#### EXERCISE DESCRIPTION
Rewrite the items below, replacing every "candle-body" with "candlestick-body" and leaving everything else unchanged.
───── RECORDS FOR THIS TASK
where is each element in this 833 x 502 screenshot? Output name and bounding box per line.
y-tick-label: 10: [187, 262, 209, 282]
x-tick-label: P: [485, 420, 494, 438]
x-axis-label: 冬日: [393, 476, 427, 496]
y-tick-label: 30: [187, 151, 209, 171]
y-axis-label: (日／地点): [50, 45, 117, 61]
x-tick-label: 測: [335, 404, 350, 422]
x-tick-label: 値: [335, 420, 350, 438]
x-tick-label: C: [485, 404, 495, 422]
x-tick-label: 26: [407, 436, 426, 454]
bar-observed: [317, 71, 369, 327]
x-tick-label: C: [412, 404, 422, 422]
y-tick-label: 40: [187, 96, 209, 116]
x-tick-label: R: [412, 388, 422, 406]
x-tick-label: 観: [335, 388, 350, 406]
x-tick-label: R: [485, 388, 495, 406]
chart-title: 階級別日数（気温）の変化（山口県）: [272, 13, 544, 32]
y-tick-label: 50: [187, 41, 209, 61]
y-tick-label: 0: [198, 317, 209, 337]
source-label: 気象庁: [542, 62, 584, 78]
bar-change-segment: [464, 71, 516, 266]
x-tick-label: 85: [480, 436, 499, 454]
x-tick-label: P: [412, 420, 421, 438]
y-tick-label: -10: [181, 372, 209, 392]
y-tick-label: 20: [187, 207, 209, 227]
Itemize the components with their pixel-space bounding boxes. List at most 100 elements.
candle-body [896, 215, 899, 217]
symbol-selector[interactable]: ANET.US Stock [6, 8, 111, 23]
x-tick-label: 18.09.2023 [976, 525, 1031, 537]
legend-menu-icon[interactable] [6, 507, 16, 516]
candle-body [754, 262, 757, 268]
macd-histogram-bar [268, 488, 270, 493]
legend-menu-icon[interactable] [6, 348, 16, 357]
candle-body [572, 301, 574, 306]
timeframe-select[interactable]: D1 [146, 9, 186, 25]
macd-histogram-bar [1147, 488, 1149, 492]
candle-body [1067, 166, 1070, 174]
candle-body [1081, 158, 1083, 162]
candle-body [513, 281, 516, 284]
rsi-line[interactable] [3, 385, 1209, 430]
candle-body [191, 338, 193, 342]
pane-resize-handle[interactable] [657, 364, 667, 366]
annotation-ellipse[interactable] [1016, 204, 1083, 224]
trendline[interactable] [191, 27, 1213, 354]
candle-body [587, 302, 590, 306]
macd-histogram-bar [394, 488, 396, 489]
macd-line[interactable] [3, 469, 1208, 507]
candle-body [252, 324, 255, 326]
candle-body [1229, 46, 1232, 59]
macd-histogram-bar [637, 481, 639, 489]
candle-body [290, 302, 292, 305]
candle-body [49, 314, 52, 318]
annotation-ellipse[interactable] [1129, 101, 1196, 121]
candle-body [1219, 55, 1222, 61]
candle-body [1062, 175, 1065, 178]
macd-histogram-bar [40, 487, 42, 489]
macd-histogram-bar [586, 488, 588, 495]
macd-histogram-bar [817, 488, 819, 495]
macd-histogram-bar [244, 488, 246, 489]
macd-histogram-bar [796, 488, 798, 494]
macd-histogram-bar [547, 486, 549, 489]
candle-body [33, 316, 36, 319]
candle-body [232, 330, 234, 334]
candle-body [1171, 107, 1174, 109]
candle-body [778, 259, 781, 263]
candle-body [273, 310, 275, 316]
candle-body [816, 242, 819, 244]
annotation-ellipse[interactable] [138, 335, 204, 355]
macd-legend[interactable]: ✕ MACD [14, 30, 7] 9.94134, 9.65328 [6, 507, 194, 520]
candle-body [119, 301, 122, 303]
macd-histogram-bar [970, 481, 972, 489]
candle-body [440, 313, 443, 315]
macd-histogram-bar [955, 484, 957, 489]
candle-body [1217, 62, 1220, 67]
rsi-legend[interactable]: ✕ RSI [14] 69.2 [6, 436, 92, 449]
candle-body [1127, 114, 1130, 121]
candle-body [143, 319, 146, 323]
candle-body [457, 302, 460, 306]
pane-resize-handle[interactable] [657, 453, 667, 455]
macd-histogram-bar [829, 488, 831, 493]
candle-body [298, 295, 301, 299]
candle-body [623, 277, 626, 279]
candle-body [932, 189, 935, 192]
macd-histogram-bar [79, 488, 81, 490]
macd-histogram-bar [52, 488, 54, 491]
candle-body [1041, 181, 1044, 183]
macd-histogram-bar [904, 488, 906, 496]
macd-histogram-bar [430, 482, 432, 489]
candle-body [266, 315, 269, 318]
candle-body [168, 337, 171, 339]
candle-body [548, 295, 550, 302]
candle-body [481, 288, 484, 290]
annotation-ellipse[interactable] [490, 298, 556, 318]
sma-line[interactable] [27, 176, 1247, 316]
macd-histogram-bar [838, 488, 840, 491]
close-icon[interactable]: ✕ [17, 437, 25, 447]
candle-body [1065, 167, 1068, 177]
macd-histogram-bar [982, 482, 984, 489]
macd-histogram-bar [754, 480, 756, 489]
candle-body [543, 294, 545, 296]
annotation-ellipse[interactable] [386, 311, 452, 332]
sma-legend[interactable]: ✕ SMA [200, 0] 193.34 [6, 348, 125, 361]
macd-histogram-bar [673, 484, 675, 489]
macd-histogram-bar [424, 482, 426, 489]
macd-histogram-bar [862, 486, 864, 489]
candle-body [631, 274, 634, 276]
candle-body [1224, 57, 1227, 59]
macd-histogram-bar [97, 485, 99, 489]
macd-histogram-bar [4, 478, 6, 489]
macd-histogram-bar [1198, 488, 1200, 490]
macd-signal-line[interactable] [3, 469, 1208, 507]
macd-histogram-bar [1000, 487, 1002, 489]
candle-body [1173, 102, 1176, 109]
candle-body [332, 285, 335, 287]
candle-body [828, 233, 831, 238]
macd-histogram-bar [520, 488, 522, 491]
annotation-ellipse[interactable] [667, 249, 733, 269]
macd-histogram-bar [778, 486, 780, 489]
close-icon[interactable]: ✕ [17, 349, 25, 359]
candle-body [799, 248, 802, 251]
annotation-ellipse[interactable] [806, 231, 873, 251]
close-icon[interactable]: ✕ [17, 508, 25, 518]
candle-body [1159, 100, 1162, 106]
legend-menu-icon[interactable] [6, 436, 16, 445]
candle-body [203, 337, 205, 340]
──────────
#### ANSWER BELOW
where is each element in this 833 x 502 screenshot? Output name and bounding box per line.
y-tick-label: 10: [187, 262, 209, 282]
x-tick-label: P: [485, 420, 494, 438]
x-axis-label: 冬日: [393, 476, 427, 496]
y-tick-label: 30: [187, 151, 209, 171]
y-axis-label: (日／地点): [50, 45, 117, 61]
x-tick-label: 測: [335, 404, 350, 422]
x-tick-label: 値: [335, 420, 350, 438]
x-tick-label: C: [485, 404, 495, 422]
x-tick-label: 26: [407, 436, 426, 454]
bar-observed: [317, 71, 369, 327]
x-tick-label: C: [412, 404, 422, 422]
y-tick-label: 40: [187, 96, 209, 116]
x-tick-label: R: [412, 388, 422, 406]
x-tick-label: 観: [335, 388, 350, 406]
x-tick-label: R: [485, 388, 495, 406]
chart-title: 階級別日数（気温）の変化（山口県）: [272, 13, 544, 32]
y-tick-label: 50: [187, 41, 209, 61]
y-tick-label: 0: [198, 317, 209, 337]
source-label: 気象庁: [542, 62, 584, 78]
bar-change-segment: [464, 71, 516, 266]
x-tick-label: 85: [480, 436, 499, 454]
x-tick-label: P: [412, 420, 421, 438]
y-tick-label: -10: [181, 372, 209, 392]
y-tick-label: 20: [187, 207, 209, 227]
Itemize the components with their pixel-space bounding boxes. List at most 100 elements.
candlestick-body [896, 215, 899, 217]
symbol-selector[interactable]: ANET.US Stock [6, 8, 111, 23]
x-tick-label: 18.09.2023 [976, 525, 1031, 537]
legend-menu-icon[interactable] [6, 507, 16, 516]
candlestick-body [754, 262, 757, 268]
macd-histogram-bar [268, 488, 270, 493]
legend-menu-icon[interactable] [6, 348, 16, 357]
candlestick-body [572, 301, 574, 306]
timeframe-select[interactable]: D1 [146, 9, 186, 25]
macd-histogram-bar [1147, 488, 1149, 492]
candlestick-body [1067, 166, 1070, 174]
candlestick-body [1081, 158, 1083, 162]
candlestick-body [513, 281, 516, 284]
rsi-line[interactable] [3, 385, 1209, 430]
candlestick-body [191, 338, 193, 342]
pane-resize-handle[interactable] [657, 364, 667, 366]
annotation-ellipse[interactable] [1016, 204, 1083, 224]
trendline[interactable] [191, 27, 1213, 354]
candlestick-body [587, 302, 590, 306]
macd-histogram-bar [394, 488, 396, 489]
macd-line[interactable] [3, 469, 1208, 507]
candlestick-body [252, 324, 255, 326]
candlestick-body [1229, 46, 1232, 59]
macd-histogram-bar [637, 481, 639, 489]
candlestick-body [290, 302, 292, 305]
candlestick-body [49, 314, 52, 318]
annotation-ellipse[interactable] [1129, 101, 1196, 121]
candlestick-body [1219, 55, 1222, 61]
candlestick-body [1062, 175, 1065, 178]
macd-histogram-bar [40, 487, 42, 489]
macd-histogram-bar [586, 488, 588, 495]
macd-histogram-bar [817, 488, 819, 495]
macd-histogram-bar [244, 488, 246, 489]
macd-histogram-bar [796, 488, 798, 494]
macd-histogram-bar [547, 486, 549, 489]
candlestick-body [33, 316, 36, 319]
candlestick-body [232, 330, 234, 334]
candlestick-body [1171, 107, 1174, 109]
candlestick-body [778, 259, 781, 263]
candlestick-body [273, 310, 275, 316]
candlestick-body [816, 242, 819, 244]
annotation-ellipse[interactable] [138, 335, 204, 355]
macd-legend[interactable]: ✕ MACD [14, 30, 7] 9.94134, 9.65328 [6, 507, 194, 520]
candlestick-body [119, 301, 122, 303]
macd-histogram-bar [970, 481, 972, 489]
candlestick-body [440, 313, 443, 315]
macd-histogram-bar [955, 484, 957, 489]
candlestick-body [1217, 62, 1220, 67]
rsi-legend[interactable]: ✕ RSI [14] 69.2 [6, 436, 92, 449]
candlestick-body [1127, 114, 1130, 121]
candlestick-body [143, 319, 146, 323]
candlestick-body [457, 302, 460, 306]
pane-resize-handle[interactable] [657, 453, 667, 455]
macd-histogram-bar [829, 488, 831, 493]
candlestick-body [298, 295, 301, 299]
candlestick-body [623, 277, 626, 279]
candlestick-body [932, 189, 935, 192]
macd-histogram-bar [79, 488, 81, 490]
macd-histogram-bar [52, 488, 54, 491]
candlestick-body [1041, 181, 1044, 183]
macd-histogram-bar [904, 488, 906, 496]
macd-histogram-bar [430, 482, 432, 489]
candlestick-body [266, 315, 269, 318]
candlestick-body [168, 337, 171, 339]
candlestick-body [548, 295, 550, 302]
candlestick-body [481, 288, 484, 290]
annotation-ellipse[interactable] [490, 298, 556, 318]
sma-line[interactable] [27, 176, 1247, 316]
macd-histogram-bar [838, 488, 840, 491]
close-icon[interactable]: ✕ [17, 437, 25, 447]
candlestick-body [1065, 167, 1068, 177]
macd-histogram-bar [982, 482, 984, 489]
macd-histogram-bar [754, 480, 756, 489]
candlestick-body [543, 294, 545, 296]
annotation-ellipse[interactable] [386, 311, 452, 332]
sma-legend[interactable]: ✕ SMA [200, 0] 193.34 [6, 348, 125, 361]
macd-histogram-bar [673, 484, 675, 489]
macd-histogram-bar [424, 482, 426, 489]
macd-histogram-bar [862, 486, 864, 489]
candlestick-body [631, 274, 634, 276]
candlestick-body [1224, 57, 1227, 59]
macd-histogram-bar [97, 485, 99, 489]
macd-histogram-bar [4, 478, 6, 489]
macd-histogram-bar [1198, 488, 1200, 490]
macd-signal-line[interactable] [3, 469, 1208, 507]
macd-histogram-bar [1000, 487, 1002, 489]
candlestick-body [1173, 102, 1176, 109]
candlestick-body [332, 285, 335, 287]
candlestick-body [828, 233, 831, 238]
macd-histogram-bar [520, 488, 522, 491]
annotation-ellipse[interactable] [667, 249, 733, 269]
macd-histogram-bar [778, 486, 780, 489]
close-icon[interactable]: ✕ [17, 349, 25, 359]
candlestick-body [799, 248, 802, 251]
annotation-ellipse[interactable] [806, 231, 873, 251]
close-icon[interactable]: ✕ [17, 508, 25, 518]
candlestick-body [1159, 100, 1162, 106]
legend-menu-icon[interactable] [6, 436, 16, 445]
candlestick-body [203, 337, 205, 340]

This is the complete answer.